**GIVEN EXERCISE**
Exactly as they appear, copy the lines of the listing from the one containing "Output a JSON" through the final line, both included, and nothing else.

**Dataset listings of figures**
- - -

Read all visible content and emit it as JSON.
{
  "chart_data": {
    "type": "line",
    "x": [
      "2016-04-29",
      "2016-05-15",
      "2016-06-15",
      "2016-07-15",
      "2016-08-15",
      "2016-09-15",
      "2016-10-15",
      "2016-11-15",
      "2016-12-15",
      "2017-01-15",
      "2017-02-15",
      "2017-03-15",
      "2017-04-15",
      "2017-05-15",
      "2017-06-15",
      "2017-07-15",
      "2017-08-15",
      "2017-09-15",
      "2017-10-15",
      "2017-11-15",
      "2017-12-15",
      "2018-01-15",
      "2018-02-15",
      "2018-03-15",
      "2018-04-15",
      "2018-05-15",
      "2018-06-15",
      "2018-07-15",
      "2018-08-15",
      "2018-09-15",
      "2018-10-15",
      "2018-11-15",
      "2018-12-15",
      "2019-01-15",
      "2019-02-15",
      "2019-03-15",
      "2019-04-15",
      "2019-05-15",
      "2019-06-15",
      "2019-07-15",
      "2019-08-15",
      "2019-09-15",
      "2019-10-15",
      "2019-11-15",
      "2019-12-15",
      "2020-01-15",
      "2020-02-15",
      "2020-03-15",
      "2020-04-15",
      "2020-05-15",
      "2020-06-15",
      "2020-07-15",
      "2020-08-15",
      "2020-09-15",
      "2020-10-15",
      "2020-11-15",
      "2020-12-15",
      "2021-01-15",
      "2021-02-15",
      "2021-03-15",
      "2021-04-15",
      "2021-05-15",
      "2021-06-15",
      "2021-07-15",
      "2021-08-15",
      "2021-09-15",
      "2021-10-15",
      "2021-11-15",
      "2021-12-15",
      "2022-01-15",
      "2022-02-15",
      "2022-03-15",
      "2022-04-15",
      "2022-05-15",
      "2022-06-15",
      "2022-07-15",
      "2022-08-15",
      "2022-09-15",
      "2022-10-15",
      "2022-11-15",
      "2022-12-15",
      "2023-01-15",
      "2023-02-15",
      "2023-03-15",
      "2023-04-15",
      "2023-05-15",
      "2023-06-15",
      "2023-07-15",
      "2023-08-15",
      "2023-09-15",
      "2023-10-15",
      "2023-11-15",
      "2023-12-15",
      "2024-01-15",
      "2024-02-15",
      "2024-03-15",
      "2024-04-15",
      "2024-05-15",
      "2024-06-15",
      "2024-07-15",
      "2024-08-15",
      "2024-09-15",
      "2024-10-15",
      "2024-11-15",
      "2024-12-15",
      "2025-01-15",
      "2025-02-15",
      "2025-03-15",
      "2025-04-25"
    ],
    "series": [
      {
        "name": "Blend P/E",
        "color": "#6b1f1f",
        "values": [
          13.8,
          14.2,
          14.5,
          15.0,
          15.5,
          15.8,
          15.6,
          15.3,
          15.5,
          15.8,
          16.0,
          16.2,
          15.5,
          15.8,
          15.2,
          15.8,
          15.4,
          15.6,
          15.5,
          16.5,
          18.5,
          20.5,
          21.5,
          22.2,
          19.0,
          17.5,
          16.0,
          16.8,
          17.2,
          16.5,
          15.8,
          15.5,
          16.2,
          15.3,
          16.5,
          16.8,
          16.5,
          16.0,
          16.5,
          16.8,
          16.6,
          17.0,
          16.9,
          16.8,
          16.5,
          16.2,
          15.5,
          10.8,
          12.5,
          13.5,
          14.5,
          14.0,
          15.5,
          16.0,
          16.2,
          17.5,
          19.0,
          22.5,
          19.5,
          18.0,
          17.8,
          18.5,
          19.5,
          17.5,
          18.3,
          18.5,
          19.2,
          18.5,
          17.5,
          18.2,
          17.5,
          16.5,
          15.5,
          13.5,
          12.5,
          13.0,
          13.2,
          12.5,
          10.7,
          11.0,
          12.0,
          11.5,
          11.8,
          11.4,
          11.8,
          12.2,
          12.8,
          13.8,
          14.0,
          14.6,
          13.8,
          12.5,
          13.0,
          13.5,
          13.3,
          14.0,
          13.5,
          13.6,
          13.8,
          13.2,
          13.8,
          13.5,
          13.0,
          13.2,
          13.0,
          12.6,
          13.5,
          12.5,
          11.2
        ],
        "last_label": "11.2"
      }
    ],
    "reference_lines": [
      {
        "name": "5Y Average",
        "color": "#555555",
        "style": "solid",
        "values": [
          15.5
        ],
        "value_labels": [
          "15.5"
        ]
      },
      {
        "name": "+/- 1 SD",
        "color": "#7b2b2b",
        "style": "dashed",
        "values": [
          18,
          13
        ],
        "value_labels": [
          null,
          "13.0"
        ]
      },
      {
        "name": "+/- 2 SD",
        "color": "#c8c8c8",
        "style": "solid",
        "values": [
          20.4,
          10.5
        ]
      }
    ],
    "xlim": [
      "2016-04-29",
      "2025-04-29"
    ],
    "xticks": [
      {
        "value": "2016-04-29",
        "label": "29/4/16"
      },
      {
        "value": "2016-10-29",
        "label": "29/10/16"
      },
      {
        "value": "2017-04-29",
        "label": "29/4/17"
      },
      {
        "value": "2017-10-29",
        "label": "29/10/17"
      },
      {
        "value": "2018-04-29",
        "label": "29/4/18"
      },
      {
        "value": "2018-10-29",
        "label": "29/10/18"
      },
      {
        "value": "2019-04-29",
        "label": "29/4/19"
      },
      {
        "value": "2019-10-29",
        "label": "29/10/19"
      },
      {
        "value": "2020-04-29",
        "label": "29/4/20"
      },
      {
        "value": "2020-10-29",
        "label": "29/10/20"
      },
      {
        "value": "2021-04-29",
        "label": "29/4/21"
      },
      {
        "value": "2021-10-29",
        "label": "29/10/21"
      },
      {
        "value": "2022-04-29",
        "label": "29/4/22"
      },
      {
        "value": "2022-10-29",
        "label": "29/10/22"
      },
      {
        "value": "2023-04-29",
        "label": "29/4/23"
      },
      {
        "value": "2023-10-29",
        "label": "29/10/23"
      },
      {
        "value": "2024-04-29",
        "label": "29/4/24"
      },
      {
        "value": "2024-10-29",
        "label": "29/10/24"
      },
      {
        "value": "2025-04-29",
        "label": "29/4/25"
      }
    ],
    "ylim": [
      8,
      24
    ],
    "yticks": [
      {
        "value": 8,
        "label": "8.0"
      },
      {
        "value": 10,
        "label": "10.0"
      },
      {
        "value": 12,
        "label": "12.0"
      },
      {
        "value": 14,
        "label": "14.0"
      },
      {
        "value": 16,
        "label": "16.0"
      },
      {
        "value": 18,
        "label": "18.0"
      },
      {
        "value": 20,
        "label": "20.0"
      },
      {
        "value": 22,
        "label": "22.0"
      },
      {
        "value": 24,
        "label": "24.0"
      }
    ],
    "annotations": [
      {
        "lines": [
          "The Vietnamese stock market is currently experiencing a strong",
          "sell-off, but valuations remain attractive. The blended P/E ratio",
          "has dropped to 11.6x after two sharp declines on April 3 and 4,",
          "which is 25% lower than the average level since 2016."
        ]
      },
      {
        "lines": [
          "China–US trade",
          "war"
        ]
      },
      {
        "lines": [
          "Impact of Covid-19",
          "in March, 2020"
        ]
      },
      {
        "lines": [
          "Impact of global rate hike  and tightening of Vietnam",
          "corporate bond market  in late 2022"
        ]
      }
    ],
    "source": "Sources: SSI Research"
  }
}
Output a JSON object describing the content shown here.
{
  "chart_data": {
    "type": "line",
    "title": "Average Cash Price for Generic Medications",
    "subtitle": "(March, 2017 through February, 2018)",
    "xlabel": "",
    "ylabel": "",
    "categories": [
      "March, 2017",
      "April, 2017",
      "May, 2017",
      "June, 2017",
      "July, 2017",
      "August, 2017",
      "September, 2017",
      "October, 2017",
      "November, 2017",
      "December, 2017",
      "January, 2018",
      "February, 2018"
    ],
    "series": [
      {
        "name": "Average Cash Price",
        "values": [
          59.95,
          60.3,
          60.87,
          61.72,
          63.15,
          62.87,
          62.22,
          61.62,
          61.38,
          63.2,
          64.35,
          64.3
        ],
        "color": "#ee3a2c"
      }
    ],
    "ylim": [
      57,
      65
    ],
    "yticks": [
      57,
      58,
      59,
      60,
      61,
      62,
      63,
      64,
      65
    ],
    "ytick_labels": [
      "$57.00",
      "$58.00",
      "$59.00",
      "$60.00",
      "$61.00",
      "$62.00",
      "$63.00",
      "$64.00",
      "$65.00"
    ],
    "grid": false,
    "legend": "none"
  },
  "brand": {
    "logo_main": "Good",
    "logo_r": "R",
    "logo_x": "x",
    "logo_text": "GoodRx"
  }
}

- - -

**OUTPUT FOR THIS EXERCISE**
Output a JSON object describing the content shown here.
{
  "chart_data": {
    "type": "line",
    "title": "Average Cash Price for Generic Medications",
    "subtitle": "(March, 2017 through February, 2018)",
    "xlabel": "",
    "ylabel": "",
    "categories": [
      "March, 2017",
      "April, 2017",
      "May, 2017",
      "June, 2017",
      "July, 2017",
      "August, 2017",
      "September, 2017",
      "October, 2017",
      "November, 2017",
      "December, 2017",
      "January, 2018",
      "February, 2018"
    ],
    "series": [
      {
        "name": "Average Cash Price",
        "values": [
          59.95,
          60.3,
          60.87,
          61.72,
          63.15,
          62.87,
          62.22,
          61.62,
          61.38,
          63.2,
          64.35,
          64.3
        ],
        "color": "#ee3a2c"
      }
    ],
    "ylim": [
      57,
      65
    ],
    "yticks": [
      57,
      58,
      59,
      60,
      61,
      62,
      63,
      64,
      65
    ],
    "ytick_labels": [
      "$57.00",
      "$58.00",
      "$59.00",
      "$60.00",
      "$61.00",
      "$62.00",
      "$63.00",
      "$64.00",
      "$65.00"
    ],
    "grid": false,
    "legend": "none"
  },
  "brand": {
    "logo_main": "Good",
    "logo_r": "R",
    "logo_x": "x",
    "logo_text": "GoodRx"
  }
}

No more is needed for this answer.